• Document section:
The rapid militarization of the government's response to the initial protests and the emergence of jihadist groups-helped by the government's mass release of Al-Qaeda militants-turned the Syrian uprising into the Syrian war. The ultra-violence that the Islamic State group projected and its ability to attract fighters from Europe and beyond instilled a fear in the West that wiped out the early pro-democracy enthusiasm.

The world's focus shifted to the fight against jihadists and away from the Syrian people's struggle against Assad, who quickly recast himself as the best rampart against terrorism. "We were very naive when we started the revolution," said Darwish, who was among those who created the first coordination committees organizing the anti-government movement. "Our outlook was sentimental, poetic, romantic. We thought our moral high ground alone would be enough. We had no tools when the others-the regime and the Islamists-had real partners and huge resources," he explained. "We entered the revolution naked. All the others turned up armed to the teeth."

What red line?

The protest camp's voice was gradually drowned out and outside support only ever came for the conflict's many other players. In 2012, US president Barack Obama described Assad's use of chemical weapons as a red line. But when it was crossed a year later, he stopped short of deciding on the military intervention many had hoped for, in what remains a defining moment of his administration.

• Given entries:
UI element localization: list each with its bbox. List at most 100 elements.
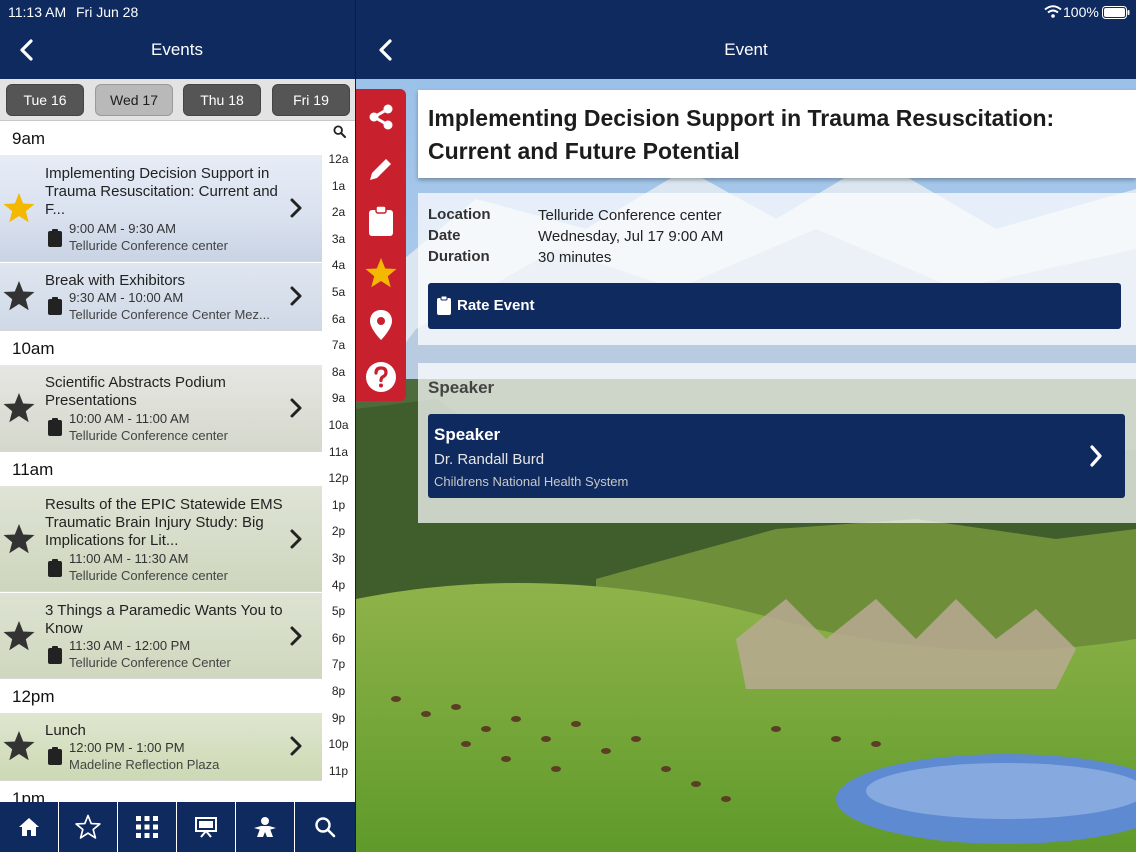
- location-value: Telluride Conference center: [538, 207, 722, 224]
- event-row[interactable]: 3 Things a Paramedic Wants You to Know 1…: [0, 593, 322, 679]
- hour-index[interactable]: 12a 1a 2a 3a 4a 5a 6a 7a 8a 9a 10a 11a 12p 1p 2p 3p 4p 5p…: [322, 122, 355, 802]
- hour-header-10am: 10am: [0, 332, 322, 364]
- speaker-organization: Childrens National Health System: [434, 474, 629, 489]
- hour-index-item[interactable]: 1p: [322, 498, 355, 512]
- event-detail-pane: 100% Event Implementing Decision Support…: [356, 0, 1136, 852]
- tab-presentations[interactable]: [177, 802, 236, 852]
- hour-index-item[interactable]: 3p: [322, 551, 355, 565]
- tab-search[interactable]: [295, 802, 354, 852]
- favorite-star-icon[interactable]: [2, 729, 36, 763]
- page-title: Events: [151, 40, 203, 59]
- favorite-button[interactable]: [363, 255, 399, 291]
- back-chevron-icon[interactable]: [16, 38, 38, 62]
- favorite-star-icon[interactable]: [2, 619, 36, 653]
- clipboard-icon: [48, 229, 62, 247]
- day-tab-thu[interactable]: Thu 18: [183, 84, 261, 116]
- event-row[interactable]: Implementing Decision Support in Trauma …: [0, 155, 322, 262]
- event-time: 9:30 AM - 10:00 AM: [69, 290, 184, 305]
- chevron-right-icon: [290, 626, 302, 646]
- hour-index-item[interactable]: 4p: [322, 578, 355, 592]
- presentation-icon: [195, 817, 217, 838]
- day-tab-tue[interactable]: Tue 16: [6, 84, 84, 116]
- event-info-card: Location Telluride Conference center Dat…: [418, 193, 1136, 345]
- detail-title-bar: Event: [724, 40, 768, 59]
- home-icon: [19, 818, 39, 836]
- hour-index-item[interactable]: 6a: [322, 312, 355, 326]
- hour-index-item[interactable]: 12p: [322, 471, 355, 485]
- clipboard-icon: [369, 205, 393, 236]
- hour-index-item[interactable]: 11p: [322, 764, 355, 778]
- event-row[interactable]: Break with Exhibitors 9:30 AM - 10:00 AM…: [0, 263, 322, 331]
- hour-index-item[interactable]: 4a: [322, 258, 355, 272]
- hour-index-item[interactable]: 9a: [322, 391, 355, 405]
- event-row[interactable]: Results of the EPIC Statewide EMS Trauma…: [0, 486, 322, 592]
- map-button[interactable]: [363, 307, 399, 343]
- back-chevron-icon[interactable]: [375, 38, 397, 62]
- hour-index-item[interactable]: 7p: [322, 657, 355, 671]
- chevron-right-icon: [290, 198, 302, 218]
- event-location: Telluride Conference center: [69, 428, 228, 443]
- event-title: Results of the EPIC Statewide EMS Trauma…: [45, 496, 283, 549]
- event-title-card: Implementing Decision Support in Trauma …: [418, 90, 1136, 178]
- event-time: 10:00 AM - 11:00 AM: [69, 411, 190, 426]
- favorite-star-icon[interactable]: [2, 522, 36, 556]
- event-location: Telluride Conference center: [69, 568, 228, 583]
- search-icon: [314, 817, 335, 838]
- hour-index-item[interactable]: 9p: [322, 711, 355, 725]
- clipboard-icon: [48, 747, 62, 765]
- hour-index-item[interactable]: 1a: [322, 179, 355, 193]
- help-button[interactable]: [363, 359, 399, 395]
- speaker-row[interactable]: Speaker Dr. Randall Burd Childrens Natio…: [428, 414, 1125, 498]
- battery-percent: 100%: [1063, 4, 1099, 20]
- share-button[interactable]: [363, 99, 399, 135]
- day-tab-wed[interactable]: Wed 17: [95, 84, 173, 116]
- hour-index-item[interactable]: 8p: [322, 684, 355, 698]
- hour-index-item[interactable]: 5p: [322, 604, 355, 618]
- hour-index-item[interactable]: 10p: [322, 737, 355, 751]
- hour-index-item[interactable]: 3a: [322, 232, 355, 246]
- hour-index-item[interactable]: 11a: [322, 445, 355, 459]
- star-icon: [365, 258, 397, 288]
- hour-header-1pm: 1pm: [0, 782, 322, 802]
- hour-index-item[interactable]: 2a: [322, 205, 355, 219]
- rate-event-button[interactable]: Rate Event: [428, 283, 1121, 329]
- wifi-icon: [1044, 5, 1062, 18]
- hour-index-item[interactable]: 10a: [322, 418, 355, 432]
- hour-index-item[interactable]: 5a: [322, 285, 355, 299]
- day-tab-fri[interactable]: Fri 19: [272, 84, 350, 116]
- event-title: Implementing Decision Support in Trauma …: [428, 105, 1055, 164]
- favorite-star-icon[interactable]: [2, 391, 36, 425]
- clipboard-icon: [437, 295, 451, 315]
- event-location: Telluride Conference Center: [69, 655, 231, 670]
- pencil-icon: [370, 159, 391, 180]
- event-location: Telluride Conference Center Mez...: [69, 307, 270, 322]
- tab-grid[interactable]: [118, 802, 177, 852]
- speaker-section-header: Speaker: [428, 378, 495, 397]
- day-selector: Tue 16 Wed 17 Thu 18 Fri 19: [0, 79, 355, 121]
- clipboard-icon: [48, 646, 62, 664]
- hour-index-item[interactable]: 2p: [322, 524, 355, 538]
- hour-index-item[interactable]: 7a: [322, 338, 355, 352]
- hour-index-item[interactable]: 6p: [322, 631, 355, 645]
- date-label: Date: [428, 227, 461, 244]
- hour-index-item[interactable]: 8a: [322, 365, 355, 379]
- index-search-icon[interactable]: [333, 125, 346, 138]
- event-title: Implementing Decision Support in Trauma …: [45, 165, 278, 218]
- event-row[interactable]: Scientific Abstracts Podium Presentation…: [0, 365, 322, 452]
- survey-button[interactable]: [363, 203, 399, 239]
- grid-icon: [136, 816, 158, 838]
- favorite-star-icon[interactable]: [2, 191, 36, 225]
- battery-icon: [1102, 6, 1130, 19]
- event-row[interactable]: Lunch 12:00 PM - 1:00 PM Madeline Reflec…: [0, 713, 322, 781]
- notes-button[interactable]: [363, 151, 399, 187]
- tab-favorites[interactable]: [59, 802, 118, 852]
- schedule-list[interactable]: 9am Implementing Decision Support in Tra…: [0, 122, 322, 802]
- map-pin-icon: [370, 310, 392, 340]
- event-location: Madeline Reflection Plaza: [69, 757, 220, 772]
- tab-sponsors[interactable]: [236, 802, 295, 852]
- action-toolbar: [356, 89, 406, 401]
- favorite-star-icon[interactable]: [2, 279, 36, 313]
- hour-index-item[interactable]: 12a: [322, 152, 355, 166]
- tab-home[interactable]: [0, 802, 59, 852]
- speaker-name: Dr. Randall Burd: [434, 451, 545, 468]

• Directions:
A) Using the excerpt above on the Syrian uprising, decide whether each statement agrees with it. Answer yes or no for each and quote the words that decide it.
(i) In 2012, Barack Obama called Assad's use of chemical weapons a red line.
(ii) Darwish says the revolutionaries entered the revolution well armed.
(iii) The government's mass release of Al-Qaeda militants helped jihadist groups emerge.
B) Name every individual person mentioned by name in the excerpt on the Syrian uprising.

• Final answers:
A)
(i) Yes: "In 2012, US president Barack Obama described Assad's use of chemical weapons as a red line."
(ii) No: "We entered the revolution naked."
(iii) Yes: "the emergence of jihadist groups-helped by the government's mass release of Al-Qaeda militants"

B) Assad, Darwish, Barack Obama